§ **Exercise**:
Scan the records for the word "potassium". Copy each line that includes it.

* * * * * * * * *

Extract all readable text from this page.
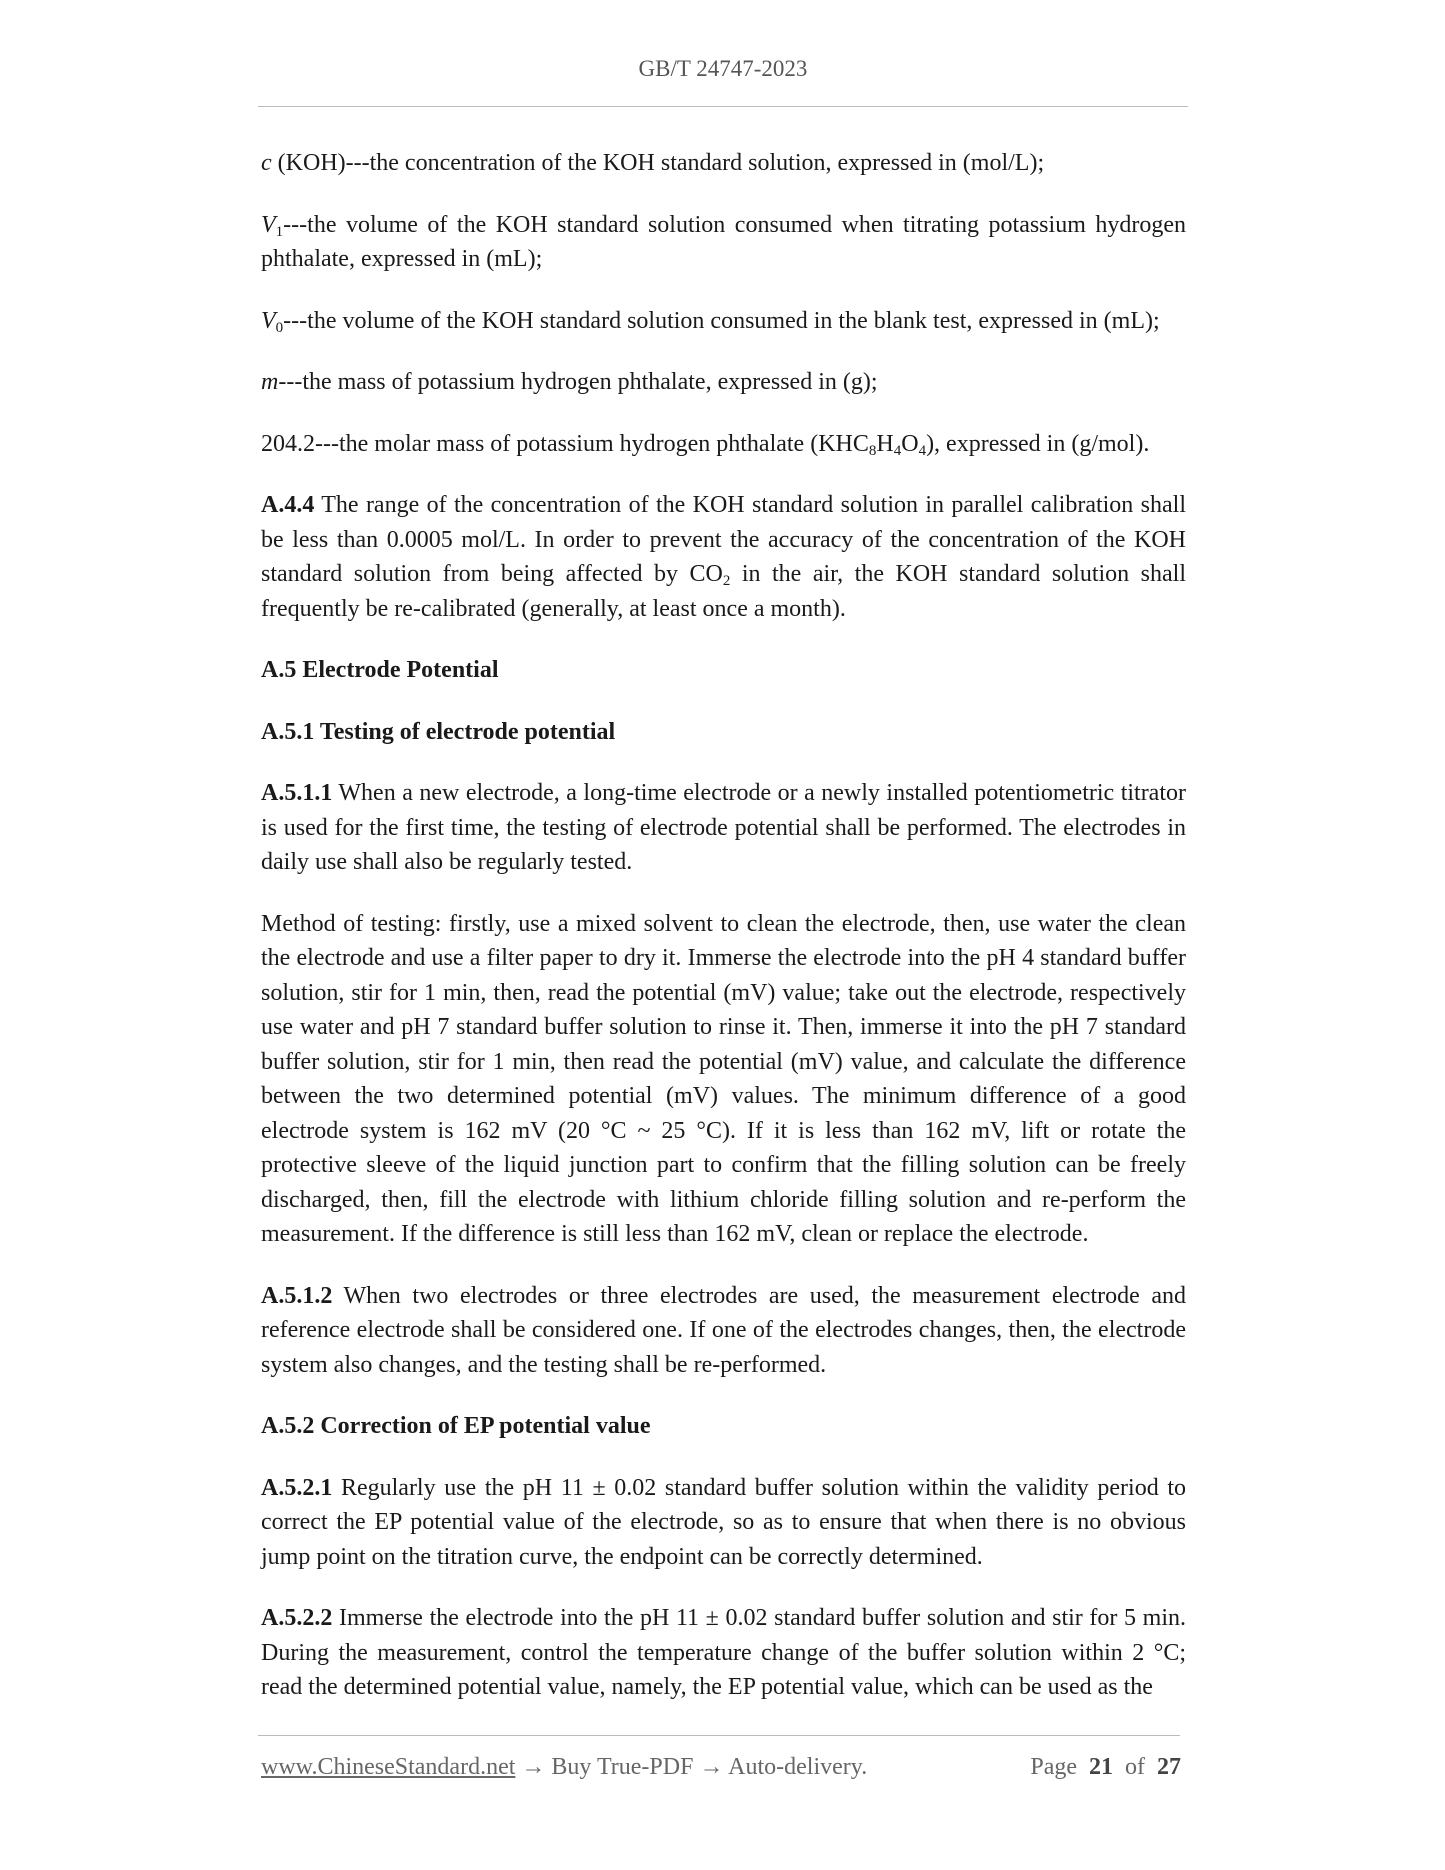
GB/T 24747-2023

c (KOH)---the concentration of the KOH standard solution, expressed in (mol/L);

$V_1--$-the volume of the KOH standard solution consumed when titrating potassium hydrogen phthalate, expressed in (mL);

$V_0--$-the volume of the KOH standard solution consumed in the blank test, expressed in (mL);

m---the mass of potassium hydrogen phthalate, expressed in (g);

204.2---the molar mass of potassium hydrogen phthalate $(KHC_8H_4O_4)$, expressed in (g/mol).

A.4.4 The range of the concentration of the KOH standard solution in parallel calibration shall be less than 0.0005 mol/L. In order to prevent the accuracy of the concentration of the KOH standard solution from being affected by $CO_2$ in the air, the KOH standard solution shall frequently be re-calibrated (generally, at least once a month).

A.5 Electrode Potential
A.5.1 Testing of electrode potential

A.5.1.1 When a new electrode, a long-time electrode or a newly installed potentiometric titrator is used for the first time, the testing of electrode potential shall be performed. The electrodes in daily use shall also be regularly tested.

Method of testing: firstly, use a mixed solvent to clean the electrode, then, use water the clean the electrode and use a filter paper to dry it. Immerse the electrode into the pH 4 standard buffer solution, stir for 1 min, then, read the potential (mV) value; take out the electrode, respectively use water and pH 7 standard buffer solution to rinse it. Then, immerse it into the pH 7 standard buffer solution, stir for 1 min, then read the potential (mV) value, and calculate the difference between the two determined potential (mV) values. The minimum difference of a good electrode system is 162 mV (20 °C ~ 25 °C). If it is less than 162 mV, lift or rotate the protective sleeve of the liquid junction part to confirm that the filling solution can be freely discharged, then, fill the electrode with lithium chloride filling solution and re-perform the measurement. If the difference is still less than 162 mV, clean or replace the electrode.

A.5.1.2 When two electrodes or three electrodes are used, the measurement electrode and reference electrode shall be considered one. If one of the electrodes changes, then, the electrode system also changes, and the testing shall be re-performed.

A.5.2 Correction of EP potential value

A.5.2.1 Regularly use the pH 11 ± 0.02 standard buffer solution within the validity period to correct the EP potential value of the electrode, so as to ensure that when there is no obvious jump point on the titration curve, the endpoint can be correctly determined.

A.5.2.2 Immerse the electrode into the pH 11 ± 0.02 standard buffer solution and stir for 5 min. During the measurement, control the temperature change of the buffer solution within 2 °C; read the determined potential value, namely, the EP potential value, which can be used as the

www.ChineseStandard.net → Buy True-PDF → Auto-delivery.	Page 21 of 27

* * * * * * * * *

§ **Completed task**:
$V_1--$-the volume of the KOH standard solution consumed when titrating potassium hydrogen phthalate, expressed in (mL);
m---the mass of potassium hydrogen phthalate, expressed in (g);
204.2---the molar mass of potassium hydrogen phthalate $(KHC_8H_4O_4)$, expressed in (g/mol).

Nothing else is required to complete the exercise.